--- Start of Items ---
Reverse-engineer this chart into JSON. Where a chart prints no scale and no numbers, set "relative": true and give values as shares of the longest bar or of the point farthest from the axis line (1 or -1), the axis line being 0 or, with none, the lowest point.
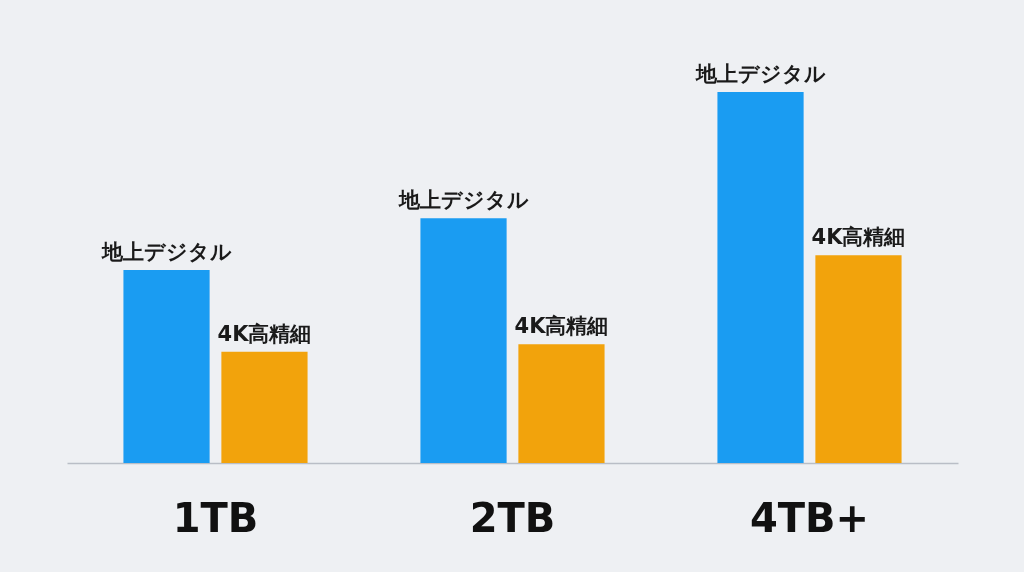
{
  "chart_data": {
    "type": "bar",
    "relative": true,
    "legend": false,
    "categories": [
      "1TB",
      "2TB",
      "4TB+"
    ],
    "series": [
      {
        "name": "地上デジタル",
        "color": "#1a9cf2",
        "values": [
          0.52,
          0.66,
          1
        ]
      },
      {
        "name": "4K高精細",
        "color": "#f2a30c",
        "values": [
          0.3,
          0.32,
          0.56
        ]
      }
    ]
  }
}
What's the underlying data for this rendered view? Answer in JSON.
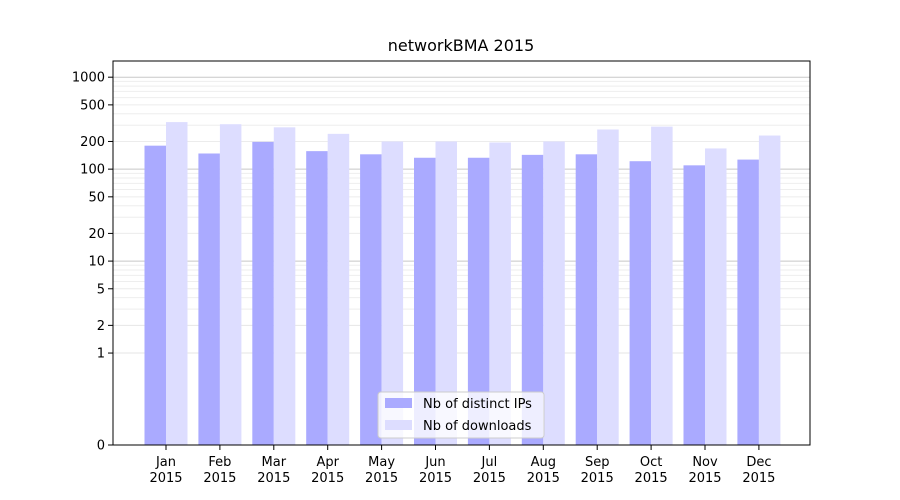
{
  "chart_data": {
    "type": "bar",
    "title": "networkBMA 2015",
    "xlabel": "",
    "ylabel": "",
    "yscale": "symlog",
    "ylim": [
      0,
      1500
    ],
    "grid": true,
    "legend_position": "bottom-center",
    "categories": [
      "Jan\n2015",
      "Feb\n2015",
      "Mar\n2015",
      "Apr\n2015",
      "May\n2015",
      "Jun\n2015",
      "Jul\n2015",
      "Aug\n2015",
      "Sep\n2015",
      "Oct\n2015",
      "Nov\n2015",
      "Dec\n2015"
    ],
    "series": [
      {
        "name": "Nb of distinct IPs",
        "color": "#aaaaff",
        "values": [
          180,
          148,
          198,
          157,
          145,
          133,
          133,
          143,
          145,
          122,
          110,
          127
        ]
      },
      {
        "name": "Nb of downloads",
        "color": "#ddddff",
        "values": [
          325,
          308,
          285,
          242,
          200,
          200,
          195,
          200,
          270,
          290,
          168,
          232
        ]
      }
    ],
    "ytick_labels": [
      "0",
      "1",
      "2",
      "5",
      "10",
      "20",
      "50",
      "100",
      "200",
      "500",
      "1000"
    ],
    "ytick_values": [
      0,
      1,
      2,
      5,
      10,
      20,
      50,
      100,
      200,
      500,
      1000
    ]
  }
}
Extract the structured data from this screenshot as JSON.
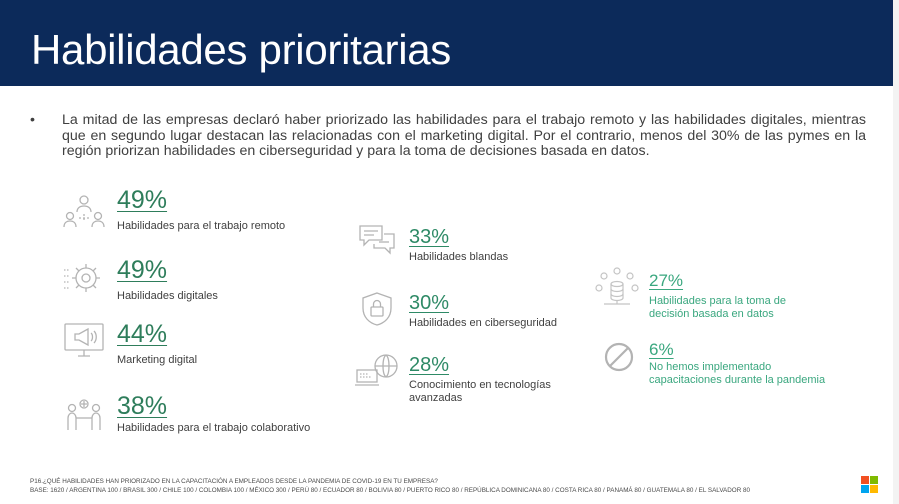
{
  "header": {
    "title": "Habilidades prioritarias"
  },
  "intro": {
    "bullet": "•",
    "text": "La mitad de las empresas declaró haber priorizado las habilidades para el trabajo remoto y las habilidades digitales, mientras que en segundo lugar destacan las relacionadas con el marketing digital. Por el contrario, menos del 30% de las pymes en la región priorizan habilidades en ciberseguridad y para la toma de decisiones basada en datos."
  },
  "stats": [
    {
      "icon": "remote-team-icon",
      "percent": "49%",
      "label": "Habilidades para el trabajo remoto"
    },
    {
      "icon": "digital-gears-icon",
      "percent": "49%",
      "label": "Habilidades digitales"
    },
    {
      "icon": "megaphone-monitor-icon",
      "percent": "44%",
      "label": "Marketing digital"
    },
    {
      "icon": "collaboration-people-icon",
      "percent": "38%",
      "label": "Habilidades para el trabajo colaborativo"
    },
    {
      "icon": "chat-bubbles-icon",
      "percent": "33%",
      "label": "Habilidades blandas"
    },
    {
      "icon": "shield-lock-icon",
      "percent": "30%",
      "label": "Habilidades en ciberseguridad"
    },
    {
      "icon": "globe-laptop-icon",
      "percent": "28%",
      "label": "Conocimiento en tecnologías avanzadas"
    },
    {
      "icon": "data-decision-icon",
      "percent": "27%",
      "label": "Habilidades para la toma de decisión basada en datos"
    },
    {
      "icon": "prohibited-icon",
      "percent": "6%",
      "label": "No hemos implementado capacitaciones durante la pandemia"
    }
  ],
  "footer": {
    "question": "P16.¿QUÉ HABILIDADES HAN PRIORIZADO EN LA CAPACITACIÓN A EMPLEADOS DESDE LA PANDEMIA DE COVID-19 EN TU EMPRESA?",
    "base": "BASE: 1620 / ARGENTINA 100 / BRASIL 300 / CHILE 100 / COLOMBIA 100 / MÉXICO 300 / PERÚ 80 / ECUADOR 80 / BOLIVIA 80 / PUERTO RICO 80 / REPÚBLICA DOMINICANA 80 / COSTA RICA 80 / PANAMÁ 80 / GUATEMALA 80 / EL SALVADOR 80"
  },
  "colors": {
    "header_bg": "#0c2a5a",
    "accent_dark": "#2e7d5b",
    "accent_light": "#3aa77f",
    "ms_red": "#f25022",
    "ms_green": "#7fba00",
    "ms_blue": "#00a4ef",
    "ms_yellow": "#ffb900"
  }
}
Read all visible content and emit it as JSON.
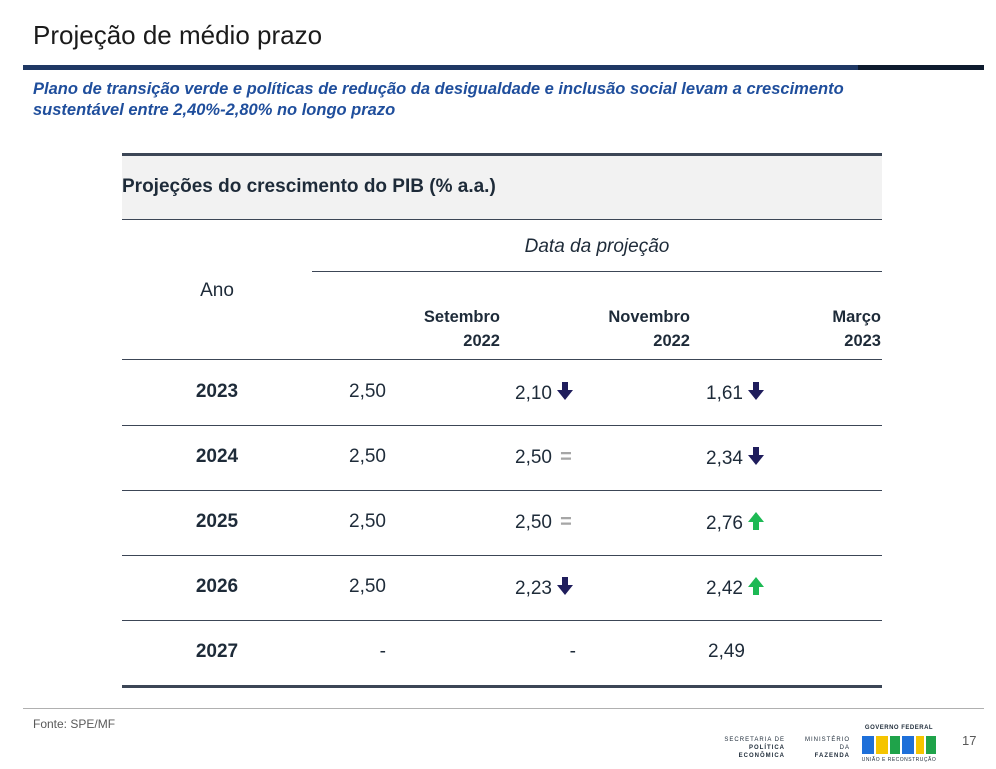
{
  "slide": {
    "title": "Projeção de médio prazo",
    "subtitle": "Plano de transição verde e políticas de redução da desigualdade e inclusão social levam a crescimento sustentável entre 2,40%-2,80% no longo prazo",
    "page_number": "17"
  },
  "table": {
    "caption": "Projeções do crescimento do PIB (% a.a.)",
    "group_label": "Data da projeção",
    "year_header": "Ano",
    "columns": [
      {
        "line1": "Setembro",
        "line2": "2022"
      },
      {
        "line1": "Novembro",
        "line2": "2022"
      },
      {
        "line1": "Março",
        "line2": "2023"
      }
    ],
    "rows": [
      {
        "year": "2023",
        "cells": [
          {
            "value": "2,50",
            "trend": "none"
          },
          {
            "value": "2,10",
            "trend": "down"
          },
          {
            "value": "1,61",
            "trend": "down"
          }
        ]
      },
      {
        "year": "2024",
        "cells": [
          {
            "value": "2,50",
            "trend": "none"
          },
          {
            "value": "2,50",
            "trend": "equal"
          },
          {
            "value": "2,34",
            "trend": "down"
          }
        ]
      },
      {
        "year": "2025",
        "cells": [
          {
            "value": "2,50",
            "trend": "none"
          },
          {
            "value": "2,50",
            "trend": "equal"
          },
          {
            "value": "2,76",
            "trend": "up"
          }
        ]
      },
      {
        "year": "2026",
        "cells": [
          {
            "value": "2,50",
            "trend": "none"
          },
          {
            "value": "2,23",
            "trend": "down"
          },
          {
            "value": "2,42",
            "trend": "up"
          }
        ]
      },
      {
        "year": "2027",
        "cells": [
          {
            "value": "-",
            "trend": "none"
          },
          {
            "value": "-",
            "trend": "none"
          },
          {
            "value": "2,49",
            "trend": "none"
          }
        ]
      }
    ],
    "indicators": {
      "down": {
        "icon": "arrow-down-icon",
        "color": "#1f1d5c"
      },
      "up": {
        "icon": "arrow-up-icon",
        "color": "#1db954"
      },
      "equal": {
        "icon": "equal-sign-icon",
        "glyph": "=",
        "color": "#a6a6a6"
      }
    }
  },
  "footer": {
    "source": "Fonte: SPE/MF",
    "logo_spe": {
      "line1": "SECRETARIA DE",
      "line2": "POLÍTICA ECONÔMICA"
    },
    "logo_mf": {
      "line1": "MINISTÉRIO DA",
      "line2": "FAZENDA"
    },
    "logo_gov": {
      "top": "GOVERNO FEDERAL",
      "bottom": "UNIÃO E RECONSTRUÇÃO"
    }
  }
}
--- End of Items ---
Read the entries and show each line that mentions "ciberseguridad".

Answer to this exercise –
    "text": "La mitad de las empresas declaró haber priorizado las habilidades para el trabajo remoto y las habilidades digitales, mientras que en segundo lugar destacan las relacionadas con el marketing digital. Por el contrario, menos del 30% de las pymes en la región priorizan habilidades en ciberseguridad y para la toma de decisiones basada en datos."
      "label": "Habilidades en ciberseguridad"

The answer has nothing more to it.